* [Do this]: Copy out all the lines where "JSON" shows up.

A run of records:
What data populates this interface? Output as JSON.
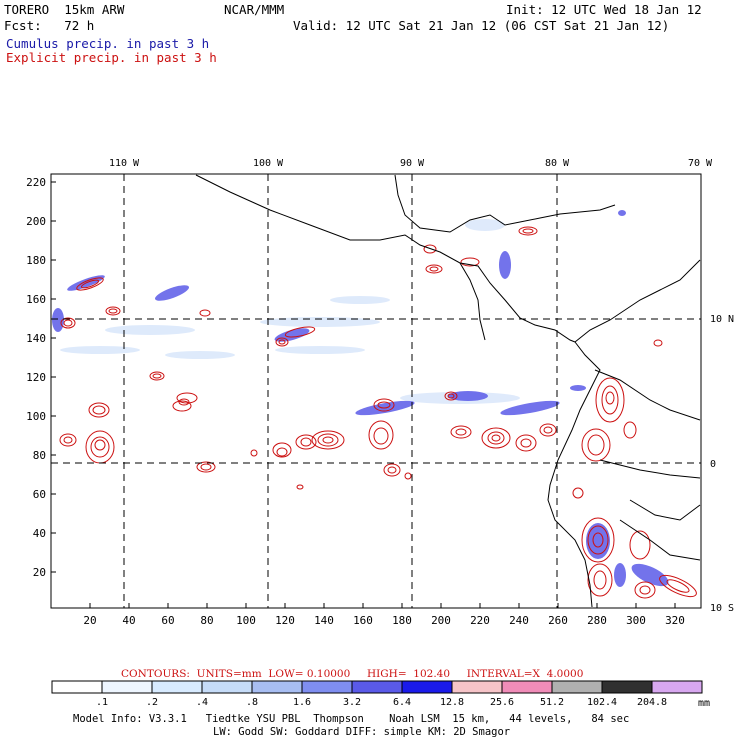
{
  "header": {
    "model": "TORERO  15km ARW",
    "org": "NCAR/MMM",
    "init": "Init: 12 UTC Wed 18 Jan 12",
    "fcst": "Fcst:   72 h",
    "valid": "Valid: 12 UTC Sat 21 Jan 12 (06 CST Sat 21 Jan 12)",
    "line_cumulus": "Cumulus precip. in past 3 h",
    "line_explicit": "Explicit precip. in past 3 h"
  },
  "colors": {
    "cumulus": "#1a1aa8",
    "explicit": "#cc1111",
    "coast": "#000000"
  },
  "map": {
    "lon_labels": [
      "110 W",
      "100 W",
      "90 W",
      "80 W",
      "70 W"
    ],
    "lat_labels": [
      "10 N",
      "0",
      "10 S"
    ],
    "x_ticks": [
      "20",
      "40",
      "60",
      "80",
      "100",
      "120",
      "140",
      "160",
      "180",
      "200",
      "220",
      "240",
      "260",
      "280",
      "300",
      "320"
    ],
    "y_ticks": [
      "20",
      "40",
      "60",
      "80",
      "100",
      "120",
      "140",
      "160",
      "180",
      "200",
      "220"
    ]
  },
  "contour_info": {
    "text": "CONTOURS:  UNITS=mm  LOW= 0.10000     HIGH=  102.40     INTERVAL=X  4.0000"
  },
  "colorbar": {
    "labels": [
      ".1",
      ".2",
      ".4",
      ".8",
      "1.6",
      "3.2",
      "6.4",
      "12.8",
      "25.6",
      "51.2",
      "102.4",
      "204.8"
    ],
    "unit": "mm",
    "colors": [
      "#ffffff",
      "#eef6ff",
      "#d8ebff",
      "#c6dcf8",
      "#a8bef2",
      "#7f8ef0",
      "#5a5ae8",
      "#1a1aea",
      "#f6c4c8",
      "#f08cb8",
      "#b0b0b0",
      "#303030",
      "#d8a8f0"
    ]
  },
  "footer": {
    "line1": "Model Info: V3.3.1   Tiedtke YSU PBL  Thompson    Noah LSM  15 km,   44 levels,   84 sec",
    "line2": "LW: Godd SW: Goddard DIFF: simple KM: 2D Smagor"
  }
}
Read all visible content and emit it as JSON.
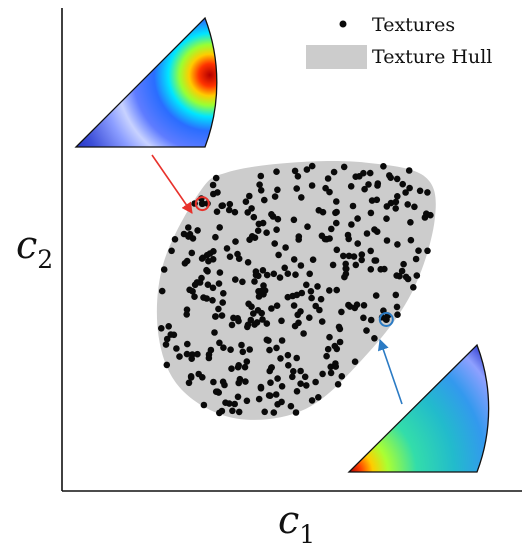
{
  "chart_data": {
    "type": "scatter",
    "title": "",
    "xlabel": {
      "base": "c",
      "sub": "1"
    },
    "ylabel": {
      "base": "c",
      "sub": "2"
    },
    "x_ticks": [],
    "y_ticks": [],
    "xlim": [
      0,
      1
    ],
    "ylim": [
      0,
      1
    ],
    "grid": false,
    "legend": {
      "placement": "top-right",
      "entries": [
        {
          "label": "Textures",
          "marker": "dot"
        },
        {
          "label": "Texture Hull",
          "marker": "patch"
        }
      ]
    },
    "colors": {
      "points": "#0a0a0a",
      "hull": "#cccccc",
      "highlight_red": "#e8322c",
      "highlight_blue": "#2b7bc4"
    },
    "hull_boundary": [
      [
        0.3,
        0.62
      ],
      [
        0.36,
        0.66
      ],
      [
        0.5,
        0.68
      ],
      [
        0.66,
        0.68
      ],
      [
        0.79,
        0.65
      ],
      [
        0.81,
        0.56
      ],
      [
        0.76,
        0.41
      ],
      [
        0.66,
        0.28
      ],
      [
        0.53,
        0.17
      ],
      [
        0.38,
        0.15
      ],
      [
        0.26,
        0.21
      ],
      [
        0.21,
        0.32
      ],
      [
        0.22,
        0.47
      ]
    ],
    "series": [
      {
        "marker": "dot",
        "count": 380
      }
    ],
    "highlighted_points": [
      {
        "color": "red",
        "x": 0.305,
        "y": 0.595,
        "inset": "top-left"
      },
      {
        "color": "blue",
        "x": 0.705,
        "y": 0.355,
        "inset": "bottom-right"
      }
    ],
    "insets": [
      {
        "position": "top-left",
        "colormap": "jet",
        "peak": "right-edge"
      },
      {
        "position": "bottom-right",
        "colormap": "jet",
        "peak": "left-corner"
      }
    ]
  }
}
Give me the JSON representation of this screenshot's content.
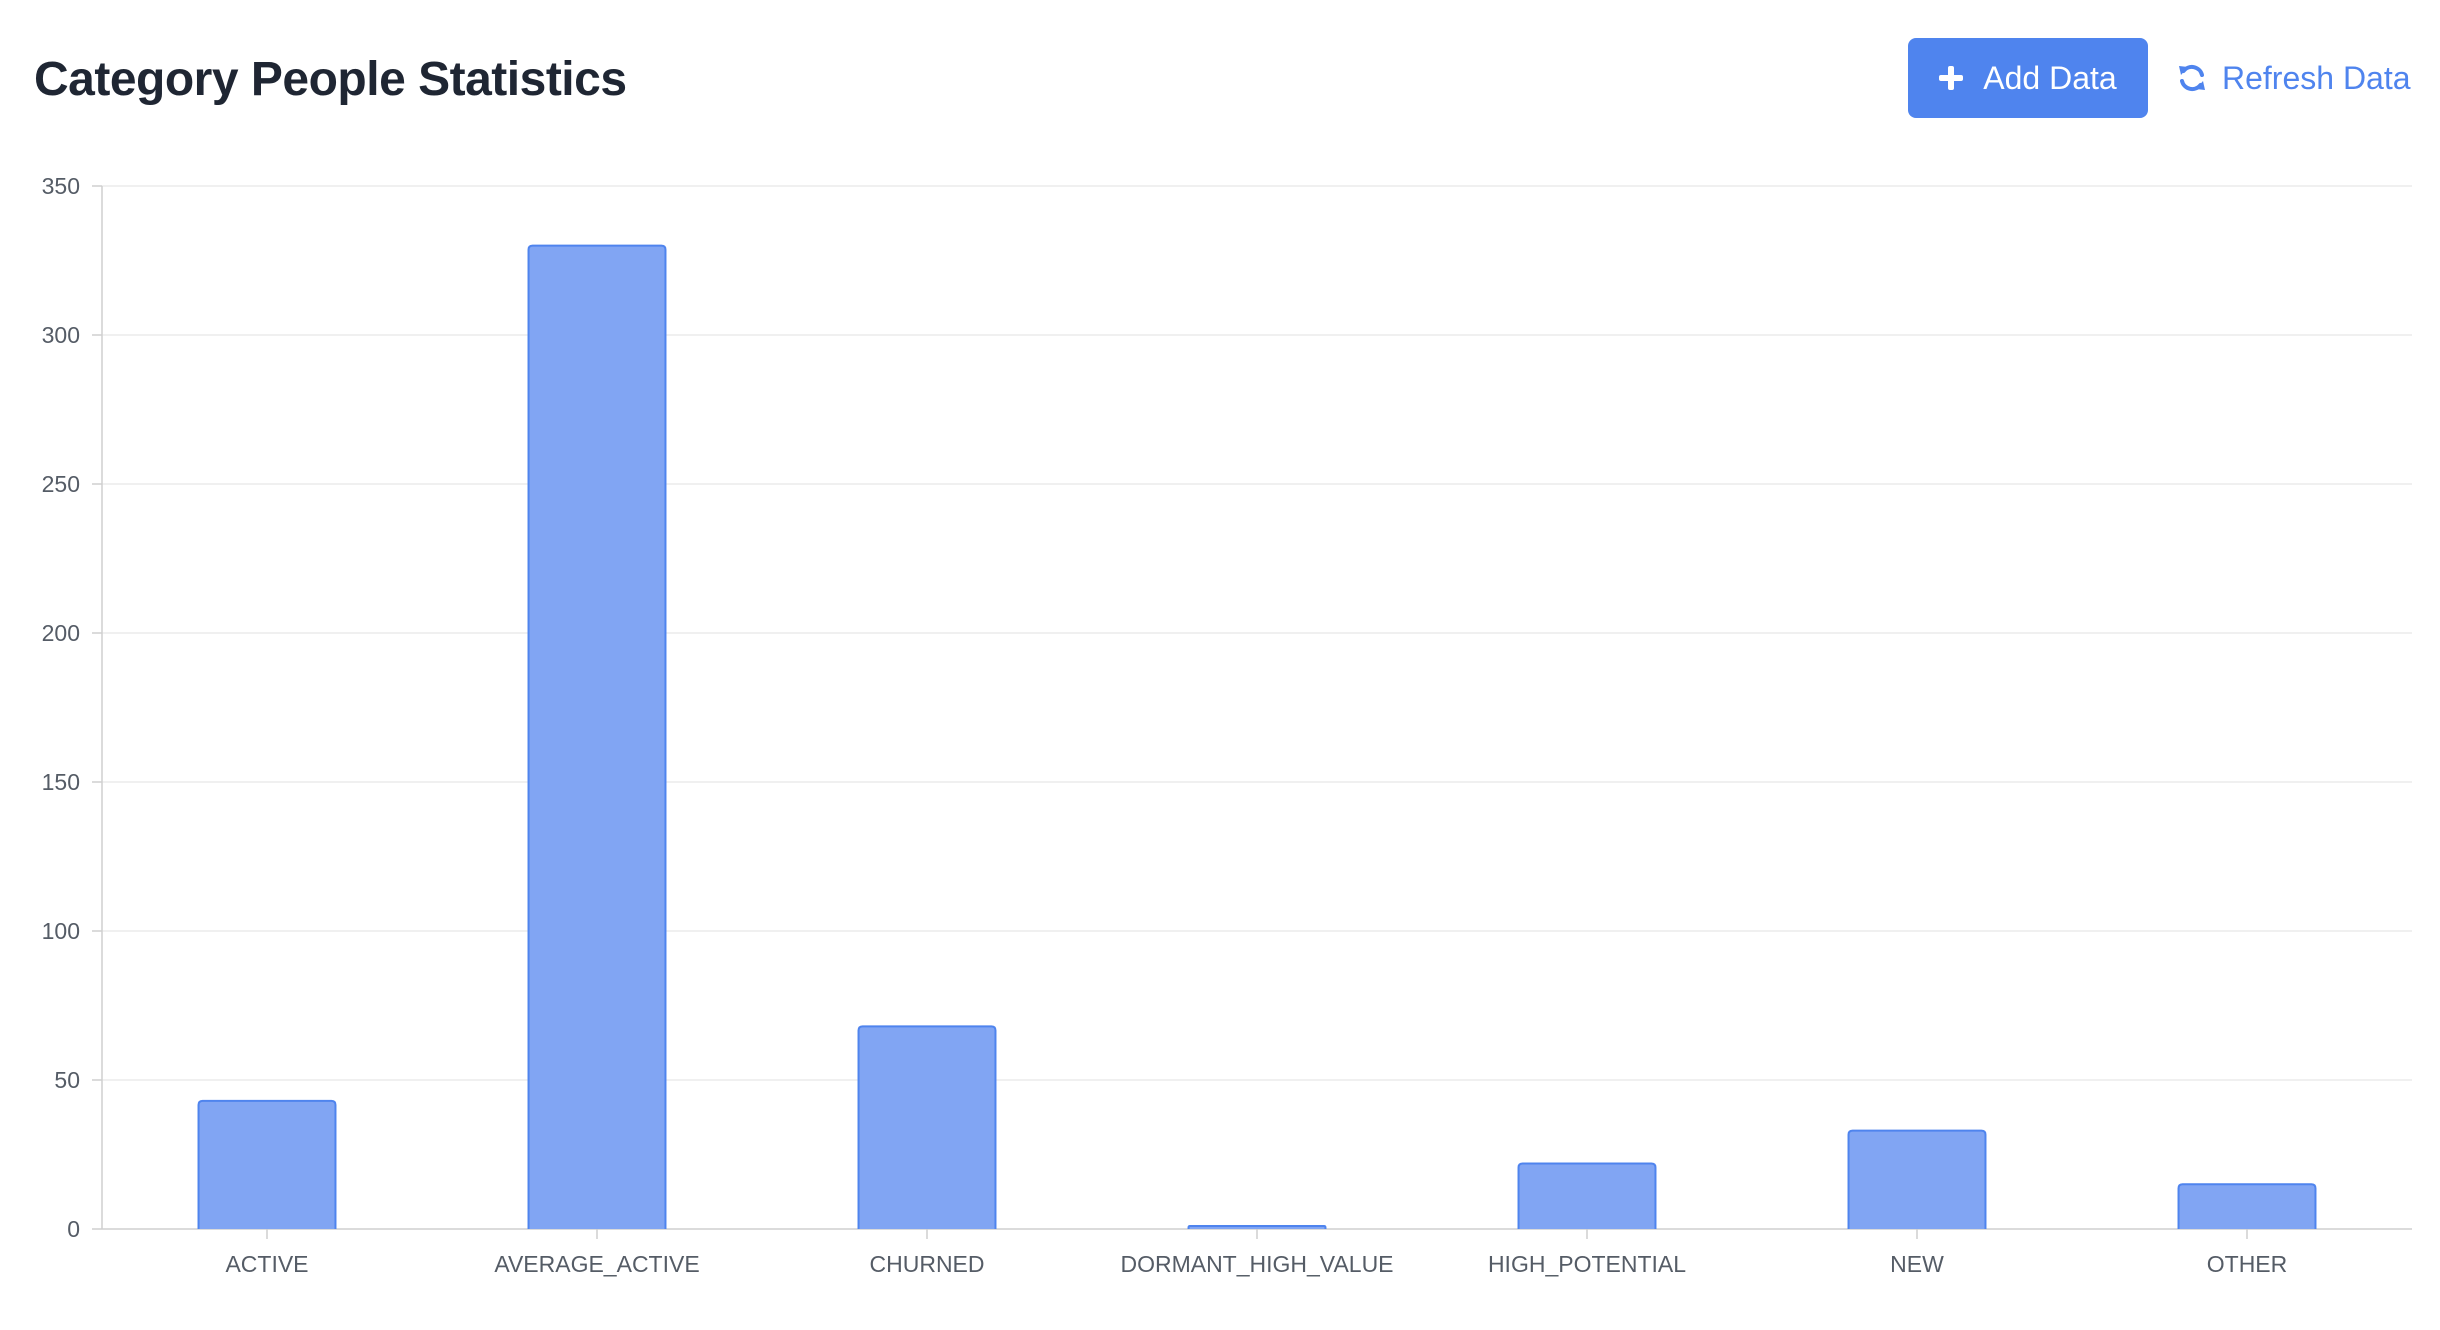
{
  "header": {
    "title": "Category People Statistics",
    "add_button_label": "Add Data",
    "refresh_button_label": "Refresh Data"
  },
  "colors": {
    "accent": "#4f84ee",
    "bar_fill": "#81a5f3",
    "bar_stroke": "#4f84ee",
    "grid": "#ececec",
    "axis": "#cfcfcf"
  },
  "icons": {
    "add": "plus-icon",
    "refresh": "refresh-icon"
  },
  "chart_data": {
    "type": "bar",
    "categories": [
      "ACTIVE",
      "AVERAGE_ACTIVE",
      "CHURNED",
      "DORMANT_HIGH_VALUE",
      "HIGH_POTENTIAL",
      "NEW",
      "OTHER"
    ],
    "values": [
      43,
      330,
      68,
      1,
      22,
      33,
      15
    ],
    "yticks": [
      0,
      50,
      100,
      150,
      200,
      250,
      300,
      350
    ],
    "ylim": [
      0,
      350
    ],
    "grid": true,
    "legend": "none"
  }
}
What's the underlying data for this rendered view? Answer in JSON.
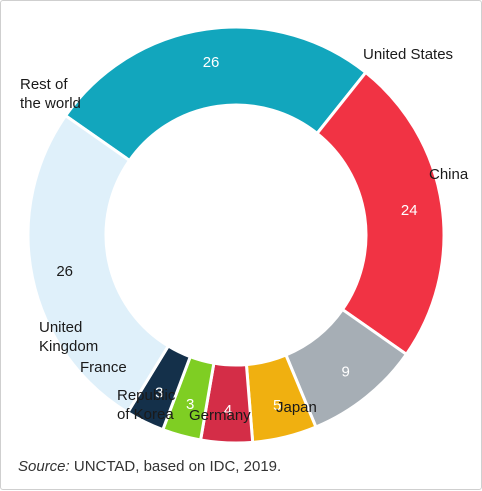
{
  "chart_data": {
    "type": "pie",
    "donut": true,
    "slices": [
      {
        "label": "United States",
        "value": 26,
        "color": "#12a6bd",
        "value_color": "#ffffff"
      },
      {
        "label": "China",
        "value": 24,
        "color": "#f13344",
        "value_color": "#ffffff"
      },
      {
        "label": "Japan",
        "value": 9,
        "color": "#a6aeb5",
        "value_color": "#ffffff"
      },
      {
        "label": "Germany",
        "value": 5,
        "color": "#f0b010",
        "value_color": "#ffffff"
      },
      {
        "label": "Republic of Korea",
        "value": 4,
        "color": "#d42d47",
        "value_color": "#ffffff"
      },
      {
        "label": "France",
        "value": 3,
        "color": "#7fce23",
        "value_color": "#ffffff"
      },
      {
        "label": "United Kingdom",
        "value": 3,
        "color": "#14304a",
        "value_color": "#ffffff"
      },
      {
        "label": "Rest of the world",
        "value": 26,
        "color": "#dff0fa",
        "value_color": "#1a1a1a"
      }
    ]
  },
  "source": {
    "prefix": "Source:",
    "text": " UNCTAD, based on IDC, 2019."
  }
}
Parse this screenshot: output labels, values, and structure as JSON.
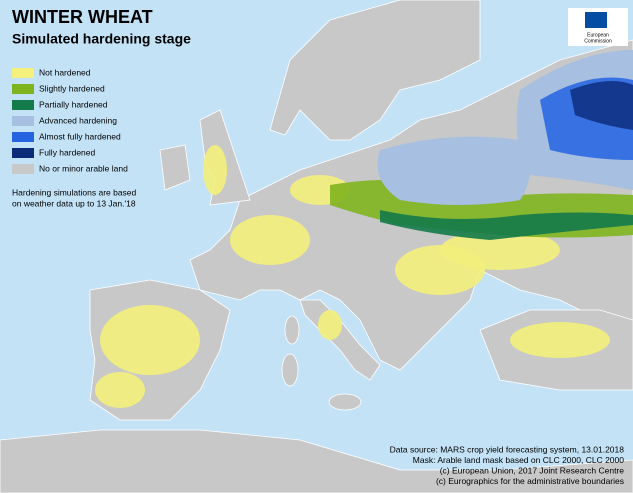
{
  "title": "WINTER WHEAT",
  "subtitle": "Simulated hardening stage",
  "legend": {
    "items": [
      {
        "label": "Not hardened",
        "color": "#f3f07c"
      },
      {
        "label": "Slightly hardened",
        "color": "#80b41e"
      },
      {
        "label": "Partially hardened",
        "color": "#137a4a"
      },
      {
        "label": "Advanced hardening",
        "color": "#a7bfe0"
      },
      {
        "label": "Almost fully hardened",
        "color": "#2563e0"
      },
      {
        "label": "Fully hardened",
        "color": "#0b2a78"
      },
      {
        "label": "No or minor arable land",
        "color": "#c8c8c8"
      }
    ]
  },
  "note": [
    "Hardening simulations are based",
    "on weather data up to 13 Jan.'18"
  ],
  "logo": [
    "European",
    "Commission"
  ],
  "credits": [
    "Data source: MARS crop yield forecasting system, 13.01.2018",
    "Mask: Arable land mask based on CLC 2000, CLC 2000",
    "(c) European Union, 2017 Joint Research Centre",
    "(c) Eurographics for the administrative boundaries"
  ]
}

* [Solution below]:
What data populates this interface? Output as JSON.
Read all visible content and emit it as JSON.
Give me the JSON representation of this screenshot's content.
What's the underlying data for this rendered view? Answer in JSON.
Parse this screenshot: output labels, values, and structure as JSON.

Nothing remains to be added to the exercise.